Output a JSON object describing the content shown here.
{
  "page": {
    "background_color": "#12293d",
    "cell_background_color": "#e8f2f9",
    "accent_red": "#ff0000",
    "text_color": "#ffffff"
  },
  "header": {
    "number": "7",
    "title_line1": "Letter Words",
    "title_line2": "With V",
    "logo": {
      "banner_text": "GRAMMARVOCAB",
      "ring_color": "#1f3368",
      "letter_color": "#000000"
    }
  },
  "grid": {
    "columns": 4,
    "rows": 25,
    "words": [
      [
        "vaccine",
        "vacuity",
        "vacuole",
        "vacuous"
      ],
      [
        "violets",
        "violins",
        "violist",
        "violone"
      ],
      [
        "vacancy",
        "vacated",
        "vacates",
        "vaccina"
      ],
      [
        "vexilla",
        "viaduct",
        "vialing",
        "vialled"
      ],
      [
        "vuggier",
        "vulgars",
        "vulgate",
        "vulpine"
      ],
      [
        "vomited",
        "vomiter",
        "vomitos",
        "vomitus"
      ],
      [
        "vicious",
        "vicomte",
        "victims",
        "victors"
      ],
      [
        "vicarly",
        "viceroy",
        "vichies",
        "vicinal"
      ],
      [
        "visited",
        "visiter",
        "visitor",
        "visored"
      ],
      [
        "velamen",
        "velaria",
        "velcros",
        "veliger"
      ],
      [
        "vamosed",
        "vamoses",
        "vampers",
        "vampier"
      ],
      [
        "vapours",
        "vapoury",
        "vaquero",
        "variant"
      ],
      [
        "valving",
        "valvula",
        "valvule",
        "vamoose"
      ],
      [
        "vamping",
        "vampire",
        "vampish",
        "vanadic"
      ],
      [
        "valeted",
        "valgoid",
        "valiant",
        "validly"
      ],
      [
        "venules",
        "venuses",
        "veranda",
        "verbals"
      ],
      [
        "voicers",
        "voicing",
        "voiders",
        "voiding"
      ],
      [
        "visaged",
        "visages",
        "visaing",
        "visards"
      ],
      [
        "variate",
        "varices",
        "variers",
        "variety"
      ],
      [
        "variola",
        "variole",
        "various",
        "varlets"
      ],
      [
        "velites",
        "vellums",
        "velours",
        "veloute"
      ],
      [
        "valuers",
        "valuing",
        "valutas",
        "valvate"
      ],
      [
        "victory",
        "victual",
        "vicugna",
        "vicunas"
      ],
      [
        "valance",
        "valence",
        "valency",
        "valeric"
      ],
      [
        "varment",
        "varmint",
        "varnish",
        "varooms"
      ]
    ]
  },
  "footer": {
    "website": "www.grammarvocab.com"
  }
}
========================
Write out every record shown above, word for word.

Output a JSON object describing the content shown here.
{
  "page": {
    "background_color": "#12293d",
    "cell_background_color": "#e8f2f9",
    "accent_red": "#ff0000",
    "text_color": "#ffffff"
  },
  "header": {
    "number": "7",
    "title_line1": "Letter Words",
    "title_line2": "With V",
    "logo": {
      "banner_text": "GRAMMARVOCAB",
      "ring_color": "#1f3368",
      "letter_color": "#000000"
    }
  },
  "grid": {
    "columns": 4,
    "rows": 25,
    "words": [
      [
        "vaccine",
        "vacuity",
        "vacuole",
        "vacuous"
      ],
      [
        "violets",
        "violins",
        "violist",
        "violone"
      ],
      [
        "vacancy",
        "vacated",
        "vacates",
        "vaccina"
      ],
      [
        "vexilla",
        "viaduct",
        "vialing",
        "vialled"
      ],
      [
        "vuggier",
        "vulgars",
        "vulgate",
        "vulpine"
      ],
      [
        "vomited",
        "vomiter",
        "vomitos",
        "vomitus"
      ],
      [
        "vicious",
        "vicomte",
        "victims",
        "victors"
      ],
      [
        "vicarly",
        "viceroy",
        "vichies",
        "vicinal"
      ],
      [
        "visited",
        "visiter",
        "visitor",
        "visored"
      ],
      [
        "velamen",
        "velaria",
        "velcros",
        "veliger"
      ],
      [
        "vamosed",
        "vamoses",
        "vampers",
        "vampier"
      ],
      [
        "vapours",
        "vapoury",
        "vaquero",
        "variant"
      ],
      [
        "valving",
        "valvula",
        "valvule",
        "vamoose"
      ],
      [
        "vamping",
        "vampire",
        "vampish",
        "vanadic"
      ],
      [
        "valeted",
        "valgoid",
        "valiant",
        "validly"
      ],
      [
        "venules",
        "venuses",
        "veranda",
        "verbals"
      ],
      [
        "voicers",
        "voicing",
        "voiders",
        "voiding"
      ],
      [
        "visaged",
        "visages",
        "visaing",
        "visards"
      ],
      [
        "variate",
        "varices",
        "variers",
        "variety"
      ],
      [
        "variola",
        "variole",
        "various",
        "varlets"
      ],
      [
        "velites",
        "vellums",
        "velours",
        "veloute"
      ],
      [
        "valuers",
        "valuing",
        "valutas",
        "valvate"
      ],
      [
        "victory",
        "victual",
        "vicugna",
        "vicunas"
      ],
      [
        "valance",
        "valence",
        "valency",
        "valeric"
      ],
      [
        "varment",
        "varmint",
        "varnish",
        "varooms"
      ]
    ]
  },
  "footer": {
    "website": "www.grammarvocab.com"
  }
}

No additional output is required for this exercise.